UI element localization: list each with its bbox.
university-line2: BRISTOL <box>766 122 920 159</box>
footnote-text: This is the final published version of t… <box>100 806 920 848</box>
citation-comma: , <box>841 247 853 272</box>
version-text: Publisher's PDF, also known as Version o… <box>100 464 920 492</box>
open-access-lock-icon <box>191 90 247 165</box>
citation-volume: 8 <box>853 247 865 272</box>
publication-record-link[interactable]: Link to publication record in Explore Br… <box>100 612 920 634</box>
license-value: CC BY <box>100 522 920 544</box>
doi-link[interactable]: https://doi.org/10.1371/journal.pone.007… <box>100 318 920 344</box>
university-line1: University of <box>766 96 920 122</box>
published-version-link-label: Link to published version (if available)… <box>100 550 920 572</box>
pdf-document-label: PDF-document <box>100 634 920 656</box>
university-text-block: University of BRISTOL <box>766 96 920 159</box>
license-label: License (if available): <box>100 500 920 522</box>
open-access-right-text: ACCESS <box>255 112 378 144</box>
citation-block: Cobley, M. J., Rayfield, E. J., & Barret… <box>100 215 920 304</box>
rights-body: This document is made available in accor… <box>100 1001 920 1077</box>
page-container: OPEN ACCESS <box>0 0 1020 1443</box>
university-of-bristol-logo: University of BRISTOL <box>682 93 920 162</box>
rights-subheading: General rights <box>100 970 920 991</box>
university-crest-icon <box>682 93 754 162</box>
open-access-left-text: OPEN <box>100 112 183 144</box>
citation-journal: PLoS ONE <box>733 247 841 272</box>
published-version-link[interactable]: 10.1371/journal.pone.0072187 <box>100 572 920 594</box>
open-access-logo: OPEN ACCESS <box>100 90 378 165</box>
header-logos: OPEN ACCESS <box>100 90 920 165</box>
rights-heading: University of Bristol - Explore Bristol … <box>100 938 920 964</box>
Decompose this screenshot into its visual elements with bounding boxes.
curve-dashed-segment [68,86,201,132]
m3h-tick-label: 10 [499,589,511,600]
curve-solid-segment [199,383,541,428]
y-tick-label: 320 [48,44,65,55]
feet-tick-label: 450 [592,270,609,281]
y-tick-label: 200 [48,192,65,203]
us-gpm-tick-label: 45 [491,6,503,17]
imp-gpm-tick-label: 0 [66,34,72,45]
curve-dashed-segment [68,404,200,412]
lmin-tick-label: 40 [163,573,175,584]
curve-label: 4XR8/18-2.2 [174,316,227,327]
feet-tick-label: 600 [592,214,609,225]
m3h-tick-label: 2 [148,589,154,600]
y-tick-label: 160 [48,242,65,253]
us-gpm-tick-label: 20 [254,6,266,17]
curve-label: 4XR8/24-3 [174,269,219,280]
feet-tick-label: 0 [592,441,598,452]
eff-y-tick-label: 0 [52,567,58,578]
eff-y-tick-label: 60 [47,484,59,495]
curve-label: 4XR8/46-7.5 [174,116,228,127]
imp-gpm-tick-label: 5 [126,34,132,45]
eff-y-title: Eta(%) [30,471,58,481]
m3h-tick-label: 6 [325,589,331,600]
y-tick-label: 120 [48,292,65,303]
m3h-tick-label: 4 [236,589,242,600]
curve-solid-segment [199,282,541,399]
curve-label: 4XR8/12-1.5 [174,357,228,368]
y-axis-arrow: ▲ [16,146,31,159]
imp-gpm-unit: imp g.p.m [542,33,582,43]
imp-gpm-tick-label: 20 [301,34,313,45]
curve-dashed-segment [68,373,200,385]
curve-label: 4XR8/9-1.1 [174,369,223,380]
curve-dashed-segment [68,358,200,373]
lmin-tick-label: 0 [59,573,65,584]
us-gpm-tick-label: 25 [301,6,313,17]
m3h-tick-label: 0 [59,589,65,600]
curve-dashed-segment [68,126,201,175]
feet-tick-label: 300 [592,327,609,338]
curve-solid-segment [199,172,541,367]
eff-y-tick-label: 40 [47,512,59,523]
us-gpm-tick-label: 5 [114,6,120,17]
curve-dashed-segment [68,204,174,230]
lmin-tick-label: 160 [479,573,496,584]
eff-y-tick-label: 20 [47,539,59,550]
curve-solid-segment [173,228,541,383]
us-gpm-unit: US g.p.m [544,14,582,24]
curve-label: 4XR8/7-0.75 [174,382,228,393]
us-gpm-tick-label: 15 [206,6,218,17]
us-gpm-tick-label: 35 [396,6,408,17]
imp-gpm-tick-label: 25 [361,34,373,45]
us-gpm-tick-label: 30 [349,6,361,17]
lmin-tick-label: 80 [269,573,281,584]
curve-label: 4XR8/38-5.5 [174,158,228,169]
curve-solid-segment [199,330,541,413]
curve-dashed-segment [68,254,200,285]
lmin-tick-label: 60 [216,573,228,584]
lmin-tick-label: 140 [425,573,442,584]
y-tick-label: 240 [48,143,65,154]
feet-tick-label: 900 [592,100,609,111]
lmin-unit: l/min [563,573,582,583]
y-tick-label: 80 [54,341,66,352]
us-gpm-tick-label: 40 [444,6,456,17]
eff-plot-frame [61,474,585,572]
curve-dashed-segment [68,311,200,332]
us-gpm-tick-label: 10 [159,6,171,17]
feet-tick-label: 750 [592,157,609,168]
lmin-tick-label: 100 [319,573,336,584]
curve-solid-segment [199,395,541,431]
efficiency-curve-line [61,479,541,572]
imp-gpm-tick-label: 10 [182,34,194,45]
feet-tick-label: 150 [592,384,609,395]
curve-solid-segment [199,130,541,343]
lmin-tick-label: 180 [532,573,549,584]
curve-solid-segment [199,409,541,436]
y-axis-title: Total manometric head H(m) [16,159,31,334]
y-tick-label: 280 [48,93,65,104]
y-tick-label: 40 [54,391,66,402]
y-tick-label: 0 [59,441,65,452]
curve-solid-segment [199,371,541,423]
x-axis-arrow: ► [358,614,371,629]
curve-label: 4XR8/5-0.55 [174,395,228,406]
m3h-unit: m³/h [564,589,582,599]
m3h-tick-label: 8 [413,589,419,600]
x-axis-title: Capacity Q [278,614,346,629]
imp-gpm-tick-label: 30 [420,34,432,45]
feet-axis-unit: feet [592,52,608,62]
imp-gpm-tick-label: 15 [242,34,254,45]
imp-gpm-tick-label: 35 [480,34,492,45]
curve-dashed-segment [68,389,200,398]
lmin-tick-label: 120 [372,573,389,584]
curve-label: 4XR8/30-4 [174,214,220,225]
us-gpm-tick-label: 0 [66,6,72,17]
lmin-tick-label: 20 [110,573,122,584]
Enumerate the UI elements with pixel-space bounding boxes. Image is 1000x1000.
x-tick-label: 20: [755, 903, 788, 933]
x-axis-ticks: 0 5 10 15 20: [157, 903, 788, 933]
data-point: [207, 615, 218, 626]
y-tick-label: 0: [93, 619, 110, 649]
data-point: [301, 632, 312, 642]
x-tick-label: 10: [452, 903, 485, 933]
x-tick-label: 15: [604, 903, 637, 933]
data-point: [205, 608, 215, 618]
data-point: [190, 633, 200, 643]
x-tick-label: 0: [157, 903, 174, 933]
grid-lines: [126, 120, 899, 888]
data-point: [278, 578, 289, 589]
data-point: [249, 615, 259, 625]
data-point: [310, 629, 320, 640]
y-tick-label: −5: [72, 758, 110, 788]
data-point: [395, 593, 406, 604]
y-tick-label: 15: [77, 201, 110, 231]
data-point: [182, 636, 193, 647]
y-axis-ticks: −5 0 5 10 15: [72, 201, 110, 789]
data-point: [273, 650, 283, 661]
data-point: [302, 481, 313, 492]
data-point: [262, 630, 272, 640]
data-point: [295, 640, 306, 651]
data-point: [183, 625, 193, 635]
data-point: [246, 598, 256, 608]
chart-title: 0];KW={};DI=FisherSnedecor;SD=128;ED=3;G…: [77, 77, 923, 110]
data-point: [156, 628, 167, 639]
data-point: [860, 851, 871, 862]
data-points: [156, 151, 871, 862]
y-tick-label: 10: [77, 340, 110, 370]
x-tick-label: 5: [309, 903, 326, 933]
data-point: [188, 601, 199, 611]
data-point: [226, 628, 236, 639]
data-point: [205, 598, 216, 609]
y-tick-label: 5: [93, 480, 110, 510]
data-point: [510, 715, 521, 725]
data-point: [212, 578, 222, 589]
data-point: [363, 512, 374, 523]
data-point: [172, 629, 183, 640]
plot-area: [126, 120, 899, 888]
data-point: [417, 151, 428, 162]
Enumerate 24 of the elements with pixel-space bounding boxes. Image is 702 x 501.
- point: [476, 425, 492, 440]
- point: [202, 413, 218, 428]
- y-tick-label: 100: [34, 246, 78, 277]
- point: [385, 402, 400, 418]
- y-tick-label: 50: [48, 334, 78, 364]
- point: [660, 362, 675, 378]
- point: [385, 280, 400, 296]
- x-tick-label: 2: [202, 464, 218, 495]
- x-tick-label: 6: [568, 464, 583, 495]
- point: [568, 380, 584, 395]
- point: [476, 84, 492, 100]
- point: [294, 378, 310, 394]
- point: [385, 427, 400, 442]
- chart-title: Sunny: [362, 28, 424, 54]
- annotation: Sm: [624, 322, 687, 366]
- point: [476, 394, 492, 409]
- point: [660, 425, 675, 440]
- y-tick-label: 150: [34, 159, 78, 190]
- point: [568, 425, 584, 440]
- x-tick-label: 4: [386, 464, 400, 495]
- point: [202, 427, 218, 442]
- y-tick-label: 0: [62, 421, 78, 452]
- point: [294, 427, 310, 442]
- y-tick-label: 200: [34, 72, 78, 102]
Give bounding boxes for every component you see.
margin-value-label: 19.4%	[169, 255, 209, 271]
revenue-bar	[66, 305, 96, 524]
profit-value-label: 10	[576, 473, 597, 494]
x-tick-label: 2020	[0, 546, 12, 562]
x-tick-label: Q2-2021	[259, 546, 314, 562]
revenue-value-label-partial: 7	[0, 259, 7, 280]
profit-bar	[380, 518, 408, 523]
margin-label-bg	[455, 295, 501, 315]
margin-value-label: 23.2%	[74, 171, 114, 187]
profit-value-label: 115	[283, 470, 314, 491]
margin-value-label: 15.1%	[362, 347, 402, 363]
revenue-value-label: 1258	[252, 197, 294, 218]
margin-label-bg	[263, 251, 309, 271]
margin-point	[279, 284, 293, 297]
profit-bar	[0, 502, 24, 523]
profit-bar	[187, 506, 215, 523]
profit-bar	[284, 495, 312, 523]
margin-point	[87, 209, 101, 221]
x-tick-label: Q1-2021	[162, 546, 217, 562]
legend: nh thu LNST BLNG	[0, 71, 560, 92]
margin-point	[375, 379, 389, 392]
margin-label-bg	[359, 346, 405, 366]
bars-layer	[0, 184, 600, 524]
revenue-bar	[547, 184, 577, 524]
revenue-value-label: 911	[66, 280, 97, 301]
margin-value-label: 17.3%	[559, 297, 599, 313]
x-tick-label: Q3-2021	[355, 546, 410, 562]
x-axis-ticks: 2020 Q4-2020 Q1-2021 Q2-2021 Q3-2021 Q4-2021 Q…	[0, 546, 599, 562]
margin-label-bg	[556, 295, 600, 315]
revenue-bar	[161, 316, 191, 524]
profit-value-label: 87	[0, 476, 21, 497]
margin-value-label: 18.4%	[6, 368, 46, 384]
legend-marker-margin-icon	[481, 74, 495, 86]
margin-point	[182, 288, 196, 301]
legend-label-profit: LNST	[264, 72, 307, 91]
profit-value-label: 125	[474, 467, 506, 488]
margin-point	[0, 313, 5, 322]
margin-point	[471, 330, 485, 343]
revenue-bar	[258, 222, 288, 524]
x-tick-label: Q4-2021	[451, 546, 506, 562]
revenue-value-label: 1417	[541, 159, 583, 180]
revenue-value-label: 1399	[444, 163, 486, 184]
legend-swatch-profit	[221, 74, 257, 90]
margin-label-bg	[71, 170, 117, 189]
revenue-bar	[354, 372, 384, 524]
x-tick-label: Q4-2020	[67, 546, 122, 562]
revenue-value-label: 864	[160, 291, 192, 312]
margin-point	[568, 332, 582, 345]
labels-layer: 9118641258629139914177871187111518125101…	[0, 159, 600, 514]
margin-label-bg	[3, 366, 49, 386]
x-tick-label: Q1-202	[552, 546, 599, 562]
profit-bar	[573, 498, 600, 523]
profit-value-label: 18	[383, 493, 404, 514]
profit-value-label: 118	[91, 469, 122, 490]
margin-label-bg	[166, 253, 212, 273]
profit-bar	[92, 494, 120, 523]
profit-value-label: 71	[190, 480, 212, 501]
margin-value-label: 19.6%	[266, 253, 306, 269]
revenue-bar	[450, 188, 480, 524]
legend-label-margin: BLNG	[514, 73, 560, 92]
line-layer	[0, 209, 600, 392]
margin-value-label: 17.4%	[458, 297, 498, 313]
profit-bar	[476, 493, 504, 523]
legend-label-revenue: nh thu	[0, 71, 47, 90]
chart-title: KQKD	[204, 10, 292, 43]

____________________

[GOAL OF THE EXERCISE] Reproduce the entries starting at the first line and ending at the line containing "citation-comma: , <box>841 247 853 272</box>", replacing "final" with "definitive" and leaving all else unchanged. Give only those lines.

[EXPECTED ANSWER]
UI element localization: list each with its bbox.
university-line2: BRISTOL <box>766 122 920 159</box>
footnote-text: This is the definitive published version of t… <box>100 806 920 848</box>
citation-comma: , <box>841 247 853 272</box>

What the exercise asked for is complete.